■ **To do**: Reproduce the entries word for word, and omit any picture you find in them.

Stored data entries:
+--
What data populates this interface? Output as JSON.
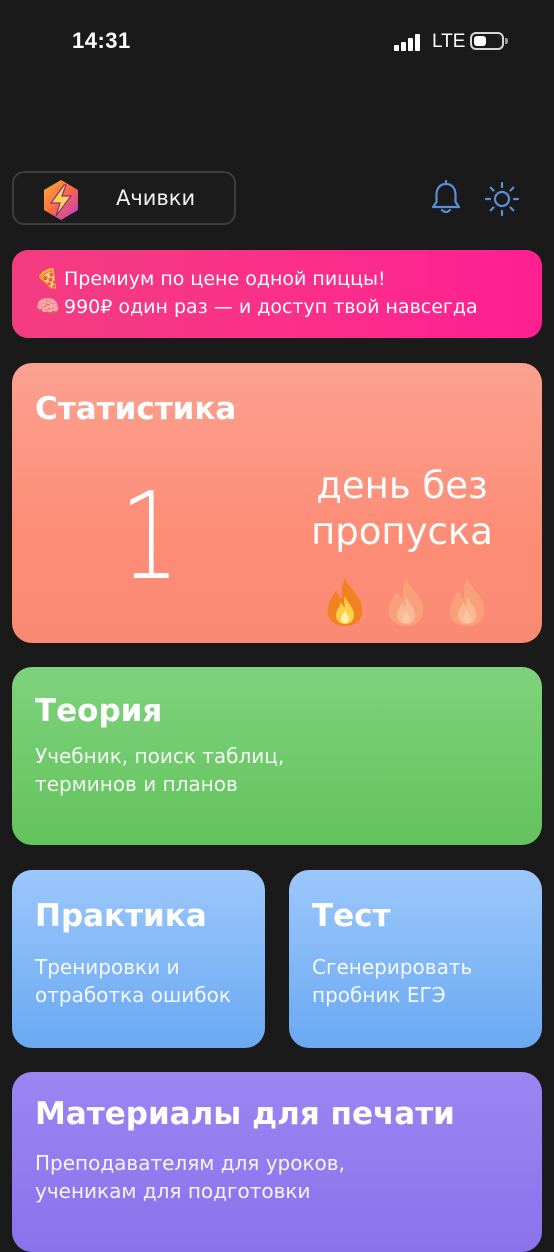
{
  "status_bar": {
    "time": "14:31",
    "network": "LTE"
  },
  "header": {
    "achievements_label": "Ачивки",
    "accent_color": "#5b8fd6"
  },
  "promo": {
    "line1_emoji": "🍕",
    "line1_text": "Премиум по цене одной пиццы!",
    "line2_emoji": "🧠",
    "line2_text": "990₽ один раз — и доступ твой навсегда",
    "color": "#fb2f8b"
  },
  "stats": {
    "title": "Статистика",
    "streak_days": "1",
    "streak_label_line1": "день без",
    "streak_label_line2": "пропуска",
    "flames_total": 3,
    "flames_active": 1
  },
  "theory": {
    "title": "Теория",
    "subtitle_line1": "Учебник, поиск таблиц,",
    "subtitle_line2": "терминов и планов"
  },
  "practice": {
    "title": "Практика",
    "subtitle_line1": "Тренировки и",
    "subtitle_line2": "отработка ошибок"
  },
  "test": {
    "title": "Тест",
    "subtitle_line1": "Сгенерировать",
    "subtitle_line2": "пробник ЕГЭ"
  },
  "print_materials": {
    "title": "Материалы для печати",
    "subtitle_line1": "Преподавателям для уроков,",
    "subtitle_line2": "ученикам для подготовки"
  }
}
+--
■ **Response to the task**:
What data populates this interface? Output as JSON.
{
  "status_bar": {
    "time": "14:31",
    "network": "LTE"
  },
  "header": {
    "achievements_label": "Ачивки",
    "accent_color": "#5b8fd6"
  },
  "promo": {
    "line1_emoji": "🍕",
    "line1_text": "Премиум по цене одной пиццы!",
    "line2_emoji": "🧠",
    "line2_text": "990₽ один раз — и доступ твой навсегда",
    "color": "#fb2f8b"
  },
  "stats": {
    "title": "Статистика",
    "streak_days": "1",
    "streak_label_line1": "день без",
    "streak_label_line2": "пропуска",
    "flames_total": 3,
    "flames_active": 1
  },
  "theory": {
    "title": "Теория",
    "subtitle_line1": "Учебник, поиск таблиц,",
    "subtitle_line2": "терминов и планов"
  },
  "practice": {
    "title": "Практика",
    "subtitle_line1": "Тренировки и",
    "subtitle_line2": "отработка ошибок"
  },
  "test": {
    "title": "Тест",
    "subtitle_line1": "Сгенерировать",
    "subtitle_line2": "пробник ЕГЭ"
  },
  "print_materials": {
    "title": "Материалы для печати",
    "subtitle_line1": "Преподавателям для уроков,",
    "subtitle_line2": "ученикам для подготовки"
  }
}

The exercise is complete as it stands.